STATED GOAL: Copy the full set of lines exactly as given.

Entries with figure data
#####

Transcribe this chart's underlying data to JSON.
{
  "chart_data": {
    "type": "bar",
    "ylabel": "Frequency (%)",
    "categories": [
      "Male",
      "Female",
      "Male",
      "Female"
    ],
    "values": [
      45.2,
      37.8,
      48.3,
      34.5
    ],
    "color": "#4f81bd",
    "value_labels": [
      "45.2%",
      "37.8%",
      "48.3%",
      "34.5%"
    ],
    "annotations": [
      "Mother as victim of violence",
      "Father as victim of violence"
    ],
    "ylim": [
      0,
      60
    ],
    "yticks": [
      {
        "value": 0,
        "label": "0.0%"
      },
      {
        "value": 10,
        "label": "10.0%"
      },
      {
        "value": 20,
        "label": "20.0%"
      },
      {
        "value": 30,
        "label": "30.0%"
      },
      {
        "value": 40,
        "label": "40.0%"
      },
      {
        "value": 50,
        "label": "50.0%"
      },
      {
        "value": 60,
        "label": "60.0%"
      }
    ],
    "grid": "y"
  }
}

#####

ANSWER:
Transcribe this chart's underlying data to JSON.
{
  "chart_data": {
    "type": "bar",
    "ylabel": "Frequency (%)",
    "categories": [
      "Male",
      "Female",
      "Male",
      "Female"
    ],
    "values": [
      45.2,
      37.8,
      48.3,
      34.5
    ],
    "color": "#4f81bd",
    "value_labels": [
      "45.2%",
      "37.8%",
      "48.3%",
      "34.5%"
    ],
    "annotations": [
      "Mother as victim of violence",
      "Father as victim of violence"
    ],
    "ylim": [
      0,
      60
    ],
    "yticks": [
      {
        "value": 0,
        "label": "0.0%"
      },
      {
        "value": 10,
        "label": "10.0%"
      },
      {
        "value": 20,
        "label": "20.0%"
      },
      {
        "value": 30,
        "label": "30.0%"
      },
      {
        "value": 40,
        "label": "40.0%"
      },
      {
        "value": 50,
        "label": "50.0%"
      },
      {
        "value": 60,
        "label": "60.0%"
      }
    ],
    "grid": "y"
  }
}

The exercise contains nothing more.